Task objective:
Extract each line holding the word "Personal" from the entries.

--- begin Raw records ---

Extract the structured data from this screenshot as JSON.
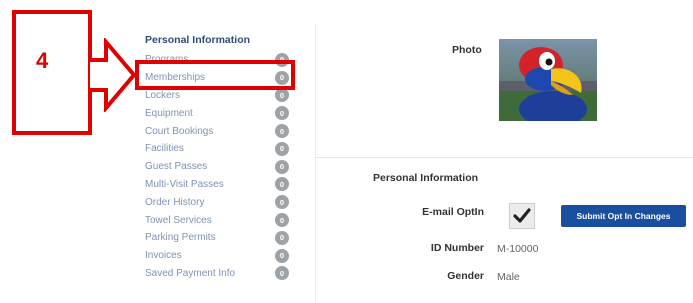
{
  "sidebar": {
    "title": "Personal Information",
    "items": [
      {
        "label": "Programs",
        "count": "0"
      },
      {
        "label": "Memberships",
        "count": "0"
      },
      {
        "label": "Lockers",
        "count": "0"
      },
      {
        "label": "Equipment",
        "count": "0"
      },
      {
        "label": "Court Bookings",
        "count": "0"
      },
      {
        "label": "Facilities",
        "count": "0"
      },
      {
        "label": "Guest Passes",
        "count": "0"
      },
      {
        "label": "Multi-Visit Passes",
        "count": "0"
      },
      {
        "label": "Order History",
        "count": "0"
      },
      {
        "label": "Towel Services",
        "count": "0"
      },
      {
        "label": "Parking Permits",
        "count": "0"
      },
      {
        "label": "Invoices",
        "count": "0"
      },
      {
        "label": "Saved Payment Info",
        "count": "0"
      }
    ]
  },
  "profile": {
    "photo_label": "Photo",
    "section_title": "Personal Information",
    "email_optin_label": "E-mail OptIn",
    "email_optin_checked": true,
    "submit_label": "Submit Opt In Changes",
    "id_label": "ID Number",
    "id_value": "M-10000",
    "gender_label": "Gender",
    "gender_value": "Male"
  },
  "annotation": {
    "step_number": "4",
    "color": "#e10000"
  }
}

--- end Raw records ---

Solution to this task:
    "title": "Personal Information",
    "section_title": "Personal Information",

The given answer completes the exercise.